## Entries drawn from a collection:
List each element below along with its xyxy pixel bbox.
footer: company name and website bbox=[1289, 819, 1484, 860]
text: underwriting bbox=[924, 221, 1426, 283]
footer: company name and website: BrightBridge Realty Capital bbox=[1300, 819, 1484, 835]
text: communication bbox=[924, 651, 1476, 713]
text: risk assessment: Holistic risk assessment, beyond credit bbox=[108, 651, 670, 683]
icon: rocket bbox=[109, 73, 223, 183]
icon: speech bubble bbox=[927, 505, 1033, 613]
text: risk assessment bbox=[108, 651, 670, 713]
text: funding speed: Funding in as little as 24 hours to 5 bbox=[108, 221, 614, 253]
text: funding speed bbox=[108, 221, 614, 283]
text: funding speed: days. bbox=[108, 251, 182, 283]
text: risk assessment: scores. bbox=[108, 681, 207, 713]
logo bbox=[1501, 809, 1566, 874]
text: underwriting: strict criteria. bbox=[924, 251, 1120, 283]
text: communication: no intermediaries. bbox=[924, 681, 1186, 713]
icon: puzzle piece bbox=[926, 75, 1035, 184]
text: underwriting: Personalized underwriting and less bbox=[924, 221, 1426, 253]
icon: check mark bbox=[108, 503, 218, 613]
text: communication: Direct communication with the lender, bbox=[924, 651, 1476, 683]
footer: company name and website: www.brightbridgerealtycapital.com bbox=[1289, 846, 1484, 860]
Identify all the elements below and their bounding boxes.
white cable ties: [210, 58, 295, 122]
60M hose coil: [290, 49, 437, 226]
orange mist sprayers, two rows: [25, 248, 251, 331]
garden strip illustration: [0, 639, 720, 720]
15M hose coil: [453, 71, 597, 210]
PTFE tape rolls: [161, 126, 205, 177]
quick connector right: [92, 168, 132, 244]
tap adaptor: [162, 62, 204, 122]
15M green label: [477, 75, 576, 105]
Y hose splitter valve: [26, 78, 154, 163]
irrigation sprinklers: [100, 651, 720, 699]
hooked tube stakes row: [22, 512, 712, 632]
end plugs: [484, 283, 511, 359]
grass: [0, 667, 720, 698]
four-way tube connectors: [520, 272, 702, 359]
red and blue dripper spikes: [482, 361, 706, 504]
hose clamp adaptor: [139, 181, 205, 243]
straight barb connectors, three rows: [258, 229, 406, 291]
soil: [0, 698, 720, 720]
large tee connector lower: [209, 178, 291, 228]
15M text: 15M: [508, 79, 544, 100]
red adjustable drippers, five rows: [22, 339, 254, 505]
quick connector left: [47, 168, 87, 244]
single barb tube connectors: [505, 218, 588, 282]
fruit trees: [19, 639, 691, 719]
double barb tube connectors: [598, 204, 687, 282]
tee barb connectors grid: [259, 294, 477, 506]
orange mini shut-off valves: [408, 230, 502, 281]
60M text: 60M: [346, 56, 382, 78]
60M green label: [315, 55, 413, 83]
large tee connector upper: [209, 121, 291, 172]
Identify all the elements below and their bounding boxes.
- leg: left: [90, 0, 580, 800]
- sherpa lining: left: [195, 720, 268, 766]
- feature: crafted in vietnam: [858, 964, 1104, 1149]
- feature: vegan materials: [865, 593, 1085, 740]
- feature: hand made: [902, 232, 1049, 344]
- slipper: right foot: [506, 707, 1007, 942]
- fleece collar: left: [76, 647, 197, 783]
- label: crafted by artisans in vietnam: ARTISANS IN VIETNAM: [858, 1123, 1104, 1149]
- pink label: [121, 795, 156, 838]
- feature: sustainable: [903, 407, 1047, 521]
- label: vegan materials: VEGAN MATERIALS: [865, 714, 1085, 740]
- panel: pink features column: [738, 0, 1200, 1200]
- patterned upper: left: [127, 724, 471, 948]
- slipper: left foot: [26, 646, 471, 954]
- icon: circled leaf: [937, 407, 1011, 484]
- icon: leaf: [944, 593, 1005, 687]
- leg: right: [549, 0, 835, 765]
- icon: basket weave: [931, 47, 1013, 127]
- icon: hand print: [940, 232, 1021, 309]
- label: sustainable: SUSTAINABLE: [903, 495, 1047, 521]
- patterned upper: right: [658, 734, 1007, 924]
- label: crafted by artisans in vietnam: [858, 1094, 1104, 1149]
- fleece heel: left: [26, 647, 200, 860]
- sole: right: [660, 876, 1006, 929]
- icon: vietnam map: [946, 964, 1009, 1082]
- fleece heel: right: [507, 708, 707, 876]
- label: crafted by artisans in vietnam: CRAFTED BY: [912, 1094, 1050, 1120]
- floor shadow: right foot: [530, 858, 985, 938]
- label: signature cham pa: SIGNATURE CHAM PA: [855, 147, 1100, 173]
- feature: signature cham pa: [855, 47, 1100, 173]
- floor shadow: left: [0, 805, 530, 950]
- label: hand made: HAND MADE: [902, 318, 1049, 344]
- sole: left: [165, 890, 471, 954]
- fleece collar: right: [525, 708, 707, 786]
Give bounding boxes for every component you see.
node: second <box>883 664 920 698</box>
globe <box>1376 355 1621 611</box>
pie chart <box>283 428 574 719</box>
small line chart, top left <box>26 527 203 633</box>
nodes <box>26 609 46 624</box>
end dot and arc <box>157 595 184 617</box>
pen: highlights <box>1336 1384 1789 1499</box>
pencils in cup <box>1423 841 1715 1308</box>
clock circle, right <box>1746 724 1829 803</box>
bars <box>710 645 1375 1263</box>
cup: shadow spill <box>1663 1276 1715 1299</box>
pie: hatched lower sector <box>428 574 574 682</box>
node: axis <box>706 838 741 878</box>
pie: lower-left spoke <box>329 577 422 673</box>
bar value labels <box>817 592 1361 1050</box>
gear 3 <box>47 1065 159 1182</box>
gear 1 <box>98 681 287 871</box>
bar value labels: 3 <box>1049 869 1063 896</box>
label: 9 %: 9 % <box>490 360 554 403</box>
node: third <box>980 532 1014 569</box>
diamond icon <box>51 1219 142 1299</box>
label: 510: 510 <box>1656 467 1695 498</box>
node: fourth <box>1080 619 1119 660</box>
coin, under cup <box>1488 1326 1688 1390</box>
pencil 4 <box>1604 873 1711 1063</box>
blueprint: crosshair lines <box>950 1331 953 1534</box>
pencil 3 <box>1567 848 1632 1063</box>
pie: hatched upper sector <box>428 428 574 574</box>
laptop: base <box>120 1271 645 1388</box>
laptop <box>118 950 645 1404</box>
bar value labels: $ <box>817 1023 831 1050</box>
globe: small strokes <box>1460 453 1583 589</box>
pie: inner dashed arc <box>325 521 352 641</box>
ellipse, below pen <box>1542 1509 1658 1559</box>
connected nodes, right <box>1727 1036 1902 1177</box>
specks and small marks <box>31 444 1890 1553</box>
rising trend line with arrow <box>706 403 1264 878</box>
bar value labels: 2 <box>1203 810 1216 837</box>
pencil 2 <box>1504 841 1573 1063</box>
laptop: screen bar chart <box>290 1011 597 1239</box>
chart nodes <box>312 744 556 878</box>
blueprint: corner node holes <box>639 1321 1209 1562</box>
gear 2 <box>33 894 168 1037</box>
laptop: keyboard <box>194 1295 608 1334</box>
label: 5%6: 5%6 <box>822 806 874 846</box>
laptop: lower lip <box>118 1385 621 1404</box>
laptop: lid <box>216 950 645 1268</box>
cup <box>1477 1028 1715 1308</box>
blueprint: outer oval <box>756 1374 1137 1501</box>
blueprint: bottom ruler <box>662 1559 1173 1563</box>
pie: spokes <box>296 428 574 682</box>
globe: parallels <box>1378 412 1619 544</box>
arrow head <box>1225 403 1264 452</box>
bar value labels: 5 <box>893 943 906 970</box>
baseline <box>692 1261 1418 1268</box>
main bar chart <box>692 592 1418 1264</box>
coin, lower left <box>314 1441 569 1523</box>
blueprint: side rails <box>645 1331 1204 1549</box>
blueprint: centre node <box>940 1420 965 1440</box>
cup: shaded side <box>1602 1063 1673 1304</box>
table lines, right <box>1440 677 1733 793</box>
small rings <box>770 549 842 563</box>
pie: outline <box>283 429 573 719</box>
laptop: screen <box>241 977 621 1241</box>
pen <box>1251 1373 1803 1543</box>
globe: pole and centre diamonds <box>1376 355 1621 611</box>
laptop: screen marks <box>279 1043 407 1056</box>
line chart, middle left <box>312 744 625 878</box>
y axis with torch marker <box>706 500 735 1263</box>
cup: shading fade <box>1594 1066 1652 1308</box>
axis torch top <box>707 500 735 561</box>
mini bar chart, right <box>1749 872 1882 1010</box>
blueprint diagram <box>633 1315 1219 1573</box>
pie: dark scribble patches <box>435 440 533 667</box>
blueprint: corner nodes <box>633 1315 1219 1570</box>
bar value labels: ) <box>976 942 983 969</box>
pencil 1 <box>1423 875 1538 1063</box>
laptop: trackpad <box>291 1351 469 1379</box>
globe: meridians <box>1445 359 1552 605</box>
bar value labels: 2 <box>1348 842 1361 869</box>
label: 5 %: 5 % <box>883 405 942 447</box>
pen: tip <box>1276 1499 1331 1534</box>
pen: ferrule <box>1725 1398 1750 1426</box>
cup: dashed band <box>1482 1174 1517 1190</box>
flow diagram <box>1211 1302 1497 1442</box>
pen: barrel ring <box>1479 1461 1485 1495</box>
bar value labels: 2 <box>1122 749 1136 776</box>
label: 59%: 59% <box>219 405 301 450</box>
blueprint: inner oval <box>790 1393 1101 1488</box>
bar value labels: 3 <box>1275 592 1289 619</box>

## What is expected:
Return the records verbatim, beginning with the first line and continuing through the line that contains "PTFE tape rolls: [161, 126, 205, 177]".

## Result of this task:
List each element below along with its xyxy pixel bbox.
footer: company name and website bbox=[1289, 819, 1484, 860]
text: underwriting bbox=[924, 221, 1426, 283]
footer: company name and website: BrightBridge Realty Capital bbox=[1300, 819, 1484, 835]
text: communication bbox=[924, 651, 1476, 713]
text: risk assessment: Holistic risk assessment, beyond credit bbox=[108, 651, 670, 683]
icon: rocket bbox=[109, 73, 223, 183]
icon: speech bubble bbox=[927, 505, 1033, 613]
text: risk assessment bbox=[108, 651, 670, 713]
text: funding speed: Funding in as little as 24 hours to 5 bbox=[108, 221, 614, 253]
text: funding speed bbox=[108, 221, 614, 283]
text: funding speed: days. bbox=[108, 251, 182, 283]
text: risk assessment: scores. bbox=[108, 681, 207, 713]
logo bbox=[1501, 809, 1566, 874]
text: underwriting: strict criteria. bbox=[924, 251, 1120, 283]
text: communication: no intermediaries. bbox=[924, 681, 1186, 713]
icon: puzzle piece bbox=[926, 75, 1035, 184]
text: underwriting: Personalized underwriting and less bbox=[924, 221, 1426, 253]
icon: check mark bbox=[108, 503, 218, 613]
text: communication: Direct communication with the lender, bbox=[924, 651, 1476, 683]
footer: company name and website: www.brightbridgerealtycapital.com bbox=[1289, 846, 1484, 860]
Identify all the elements below and their bounding boxes.
white cable ties: [210, 58, 295, 122]
60M hose coil: [290, 49, 437, 226]
orange mist sprayers, two rows: [25, 248, 251, 331]
garden strip illustration: [0, 639, 720, 720]
15M hose coil: [453, 71, 597, 210]
PTFE tape rolls: [161, 126, 205, 177]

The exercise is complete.